● TASK INSTRUCTIONS: From the entries that follow, gather each line holding the word "orders".

⟨

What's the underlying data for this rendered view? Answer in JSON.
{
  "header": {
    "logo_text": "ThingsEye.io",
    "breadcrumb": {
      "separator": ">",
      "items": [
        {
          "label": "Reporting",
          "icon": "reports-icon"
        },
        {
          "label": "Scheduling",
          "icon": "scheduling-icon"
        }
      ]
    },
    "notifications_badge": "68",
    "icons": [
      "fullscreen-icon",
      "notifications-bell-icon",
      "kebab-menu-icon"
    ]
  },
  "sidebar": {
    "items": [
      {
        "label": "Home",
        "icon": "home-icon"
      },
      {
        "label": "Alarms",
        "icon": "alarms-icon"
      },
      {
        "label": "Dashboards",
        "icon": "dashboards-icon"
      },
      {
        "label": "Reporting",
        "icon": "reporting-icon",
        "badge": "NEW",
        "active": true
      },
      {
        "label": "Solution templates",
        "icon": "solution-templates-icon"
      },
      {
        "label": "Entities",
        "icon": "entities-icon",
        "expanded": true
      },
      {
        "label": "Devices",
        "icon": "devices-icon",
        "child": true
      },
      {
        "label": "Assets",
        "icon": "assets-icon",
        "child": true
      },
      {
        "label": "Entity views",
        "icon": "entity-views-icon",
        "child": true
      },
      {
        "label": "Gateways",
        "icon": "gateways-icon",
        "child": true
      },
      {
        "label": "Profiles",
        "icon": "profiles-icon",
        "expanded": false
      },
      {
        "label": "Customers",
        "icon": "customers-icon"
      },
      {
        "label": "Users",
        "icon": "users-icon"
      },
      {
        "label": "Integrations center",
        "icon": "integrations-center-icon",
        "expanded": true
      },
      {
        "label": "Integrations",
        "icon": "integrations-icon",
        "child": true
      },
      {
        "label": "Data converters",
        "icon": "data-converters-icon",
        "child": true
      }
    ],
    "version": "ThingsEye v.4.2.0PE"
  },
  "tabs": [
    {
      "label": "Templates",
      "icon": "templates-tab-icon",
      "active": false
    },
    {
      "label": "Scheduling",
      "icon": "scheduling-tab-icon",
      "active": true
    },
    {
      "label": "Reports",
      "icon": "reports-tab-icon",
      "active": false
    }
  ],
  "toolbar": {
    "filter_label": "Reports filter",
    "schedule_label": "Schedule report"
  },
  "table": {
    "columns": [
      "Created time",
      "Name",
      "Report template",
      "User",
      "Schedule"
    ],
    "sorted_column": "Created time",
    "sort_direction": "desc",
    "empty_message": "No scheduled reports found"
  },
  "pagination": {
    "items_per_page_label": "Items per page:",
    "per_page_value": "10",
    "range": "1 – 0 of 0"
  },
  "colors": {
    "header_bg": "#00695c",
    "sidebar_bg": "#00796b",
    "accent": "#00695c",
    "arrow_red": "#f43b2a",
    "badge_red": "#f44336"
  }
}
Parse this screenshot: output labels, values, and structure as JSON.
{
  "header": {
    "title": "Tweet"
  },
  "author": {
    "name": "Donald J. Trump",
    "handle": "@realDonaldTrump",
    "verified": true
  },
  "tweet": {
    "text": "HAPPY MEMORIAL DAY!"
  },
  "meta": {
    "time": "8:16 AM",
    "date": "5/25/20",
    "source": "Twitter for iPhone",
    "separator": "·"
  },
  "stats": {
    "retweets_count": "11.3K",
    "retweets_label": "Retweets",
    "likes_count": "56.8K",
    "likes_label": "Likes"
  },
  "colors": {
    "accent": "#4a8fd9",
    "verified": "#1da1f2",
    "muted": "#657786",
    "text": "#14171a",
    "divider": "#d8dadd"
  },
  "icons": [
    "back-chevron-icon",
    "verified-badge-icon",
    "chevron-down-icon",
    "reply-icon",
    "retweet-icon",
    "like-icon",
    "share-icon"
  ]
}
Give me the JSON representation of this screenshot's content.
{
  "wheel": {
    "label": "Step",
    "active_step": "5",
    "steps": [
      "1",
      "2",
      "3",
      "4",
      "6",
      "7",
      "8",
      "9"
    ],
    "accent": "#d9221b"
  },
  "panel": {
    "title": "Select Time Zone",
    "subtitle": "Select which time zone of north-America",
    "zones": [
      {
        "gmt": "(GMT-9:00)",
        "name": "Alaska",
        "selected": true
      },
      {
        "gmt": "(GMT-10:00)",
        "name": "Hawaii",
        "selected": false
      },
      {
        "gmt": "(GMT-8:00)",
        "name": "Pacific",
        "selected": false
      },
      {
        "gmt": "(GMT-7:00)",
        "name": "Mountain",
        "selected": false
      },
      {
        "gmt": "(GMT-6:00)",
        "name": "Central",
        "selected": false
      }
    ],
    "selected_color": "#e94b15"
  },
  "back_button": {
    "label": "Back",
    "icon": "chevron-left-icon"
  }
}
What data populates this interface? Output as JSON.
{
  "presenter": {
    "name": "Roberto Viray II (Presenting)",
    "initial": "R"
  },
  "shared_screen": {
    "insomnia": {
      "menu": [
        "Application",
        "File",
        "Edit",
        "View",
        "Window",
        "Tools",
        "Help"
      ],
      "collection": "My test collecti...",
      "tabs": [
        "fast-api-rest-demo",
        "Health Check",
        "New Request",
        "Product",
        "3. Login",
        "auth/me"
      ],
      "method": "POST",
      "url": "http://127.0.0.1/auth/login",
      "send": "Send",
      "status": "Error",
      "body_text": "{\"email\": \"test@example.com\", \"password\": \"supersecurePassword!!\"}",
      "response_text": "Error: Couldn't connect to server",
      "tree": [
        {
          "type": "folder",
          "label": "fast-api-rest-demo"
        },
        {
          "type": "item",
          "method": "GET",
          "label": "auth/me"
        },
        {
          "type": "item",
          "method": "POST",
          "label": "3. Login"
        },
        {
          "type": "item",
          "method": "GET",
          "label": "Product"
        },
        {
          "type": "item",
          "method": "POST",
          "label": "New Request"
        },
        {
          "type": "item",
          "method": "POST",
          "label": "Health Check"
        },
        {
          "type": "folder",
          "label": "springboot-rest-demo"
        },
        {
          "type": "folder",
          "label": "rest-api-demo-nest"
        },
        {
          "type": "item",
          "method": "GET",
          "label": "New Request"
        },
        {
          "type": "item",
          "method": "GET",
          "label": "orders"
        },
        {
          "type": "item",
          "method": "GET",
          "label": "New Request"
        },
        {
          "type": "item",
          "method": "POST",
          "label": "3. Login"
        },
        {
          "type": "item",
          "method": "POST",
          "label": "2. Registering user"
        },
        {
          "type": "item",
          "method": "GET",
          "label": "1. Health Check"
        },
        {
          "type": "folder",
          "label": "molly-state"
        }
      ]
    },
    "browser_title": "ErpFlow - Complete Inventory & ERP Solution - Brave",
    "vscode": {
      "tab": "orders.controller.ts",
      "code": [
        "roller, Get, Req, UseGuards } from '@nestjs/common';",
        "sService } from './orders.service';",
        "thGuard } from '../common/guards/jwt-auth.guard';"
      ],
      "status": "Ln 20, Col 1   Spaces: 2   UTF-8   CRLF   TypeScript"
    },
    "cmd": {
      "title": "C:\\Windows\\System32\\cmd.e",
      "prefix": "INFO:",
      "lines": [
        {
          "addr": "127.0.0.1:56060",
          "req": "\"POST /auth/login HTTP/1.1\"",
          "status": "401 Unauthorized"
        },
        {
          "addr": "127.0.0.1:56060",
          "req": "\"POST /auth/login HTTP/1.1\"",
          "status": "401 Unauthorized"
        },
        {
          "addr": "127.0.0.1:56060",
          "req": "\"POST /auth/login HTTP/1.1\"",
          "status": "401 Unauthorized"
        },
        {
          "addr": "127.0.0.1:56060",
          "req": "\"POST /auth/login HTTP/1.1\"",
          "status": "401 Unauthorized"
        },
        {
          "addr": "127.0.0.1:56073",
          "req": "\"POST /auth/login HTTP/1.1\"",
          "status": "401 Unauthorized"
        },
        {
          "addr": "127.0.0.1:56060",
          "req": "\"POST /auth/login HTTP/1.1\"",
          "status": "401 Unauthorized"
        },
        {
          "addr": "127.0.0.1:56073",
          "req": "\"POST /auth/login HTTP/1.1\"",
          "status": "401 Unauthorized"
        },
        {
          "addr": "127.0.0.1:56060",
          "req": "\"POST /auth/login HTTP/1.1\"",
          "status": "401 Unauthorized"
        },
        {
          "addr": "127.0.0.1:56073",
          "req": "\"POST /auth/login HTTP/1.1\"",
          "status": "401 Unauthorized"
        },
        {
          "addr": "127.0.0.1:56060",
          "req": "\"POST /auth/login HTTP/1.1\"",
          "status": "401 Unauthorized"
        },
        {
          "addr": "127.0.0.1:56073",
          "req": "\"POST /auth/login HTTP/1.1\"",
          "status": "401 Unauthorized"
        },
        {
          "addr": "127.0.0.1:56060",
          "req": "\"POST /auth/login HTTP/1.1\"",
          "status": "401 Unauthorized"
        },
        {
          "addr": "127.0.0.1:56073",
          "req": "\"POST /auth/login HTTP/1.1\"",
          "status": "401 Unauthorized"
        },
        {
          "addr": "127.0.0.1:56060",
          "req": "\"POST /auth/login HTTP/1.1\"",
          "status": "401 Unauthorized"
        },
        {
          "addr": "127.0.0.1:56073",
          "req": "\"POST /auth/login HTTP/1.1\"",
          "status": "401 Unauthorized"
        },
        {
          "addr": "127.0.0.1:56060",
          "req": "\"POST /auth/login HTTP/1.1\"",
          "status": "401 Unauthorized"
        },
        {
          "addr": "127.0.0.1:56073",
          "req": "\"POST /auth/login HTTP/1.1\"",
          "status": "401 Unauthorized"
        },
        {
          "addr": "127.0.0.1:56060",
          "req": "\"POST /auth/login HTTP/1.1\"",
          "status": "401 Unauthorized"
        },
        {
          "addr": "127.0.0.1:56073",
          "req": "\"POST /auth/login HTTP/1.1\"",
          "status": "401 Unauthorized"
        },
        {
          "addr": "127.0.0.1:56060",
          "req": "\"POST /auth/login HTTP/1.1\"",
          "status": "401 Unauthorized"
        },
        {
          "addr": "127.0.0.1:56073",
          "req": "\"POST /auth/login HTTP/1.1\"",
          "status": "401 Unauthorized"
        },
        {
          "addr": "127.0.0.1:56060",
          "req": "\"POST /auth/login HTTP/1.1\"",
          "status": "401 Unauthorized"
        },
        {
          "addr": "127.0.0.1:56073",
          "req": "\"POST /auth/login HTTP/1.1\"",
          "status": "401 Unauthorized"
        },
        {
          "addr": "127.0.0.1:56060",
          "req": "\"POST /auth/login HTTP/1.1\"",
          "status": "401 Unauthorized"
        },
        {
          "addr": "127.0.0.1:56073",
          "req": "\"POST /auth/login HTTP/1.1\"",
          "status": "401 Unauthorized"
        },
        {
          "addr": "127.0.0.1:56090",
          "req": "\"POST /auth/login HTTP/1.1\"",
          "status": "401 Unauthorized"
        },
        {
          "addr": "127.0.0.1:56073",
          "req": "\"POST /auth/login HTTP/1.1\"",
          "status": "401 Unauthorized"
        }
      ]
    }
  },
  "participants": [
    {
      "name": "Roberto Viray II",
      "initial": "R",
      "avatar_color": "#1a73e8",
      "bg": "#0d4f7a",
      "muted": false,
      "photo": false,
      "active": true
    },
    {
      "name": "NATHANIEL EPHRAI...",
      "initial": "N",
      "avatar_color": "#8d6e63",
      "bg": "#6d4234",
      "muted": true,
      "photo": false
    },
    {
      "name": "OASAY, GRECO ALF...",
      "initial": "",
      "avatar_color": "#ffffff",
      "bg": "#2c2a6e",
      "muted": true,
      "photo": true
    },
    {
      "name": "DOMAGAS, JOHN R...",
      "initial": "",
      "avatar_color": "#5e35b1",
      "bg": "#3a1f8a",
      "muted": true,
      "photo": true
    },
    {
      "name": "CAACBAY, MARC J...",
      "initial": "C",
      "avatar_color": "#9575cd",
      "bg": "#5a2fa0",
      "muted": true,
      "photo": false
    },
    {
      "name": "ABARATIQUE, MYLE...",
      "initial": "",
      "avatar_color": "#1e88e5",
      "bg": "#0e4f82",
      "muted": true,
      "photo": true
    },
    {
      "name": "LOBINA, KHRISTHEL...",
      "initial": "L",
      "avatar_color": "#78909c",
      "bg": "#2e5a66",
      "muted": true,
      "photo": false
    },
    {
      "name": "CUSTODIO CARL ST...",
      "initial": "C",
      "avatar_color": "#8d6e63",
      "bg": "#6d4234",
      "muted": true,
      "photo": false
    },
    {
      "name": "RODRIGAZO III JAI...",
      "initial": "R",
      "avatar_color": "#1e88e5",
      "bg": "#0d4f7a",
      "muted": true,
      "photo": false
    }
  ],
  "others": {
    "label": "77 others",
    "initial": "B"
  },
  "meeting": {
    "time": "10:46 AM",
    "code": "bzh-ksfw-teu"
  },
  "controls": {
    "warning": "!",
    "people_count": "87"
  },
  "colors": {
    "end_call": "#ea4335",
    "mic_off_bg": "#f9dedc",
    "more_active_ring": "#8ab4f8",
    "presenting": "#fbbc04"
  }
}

⟩

● THE RESULT:
          "label": "orders"
      "tab": "orders.controller.ts",
        "sService } from './orders.service';",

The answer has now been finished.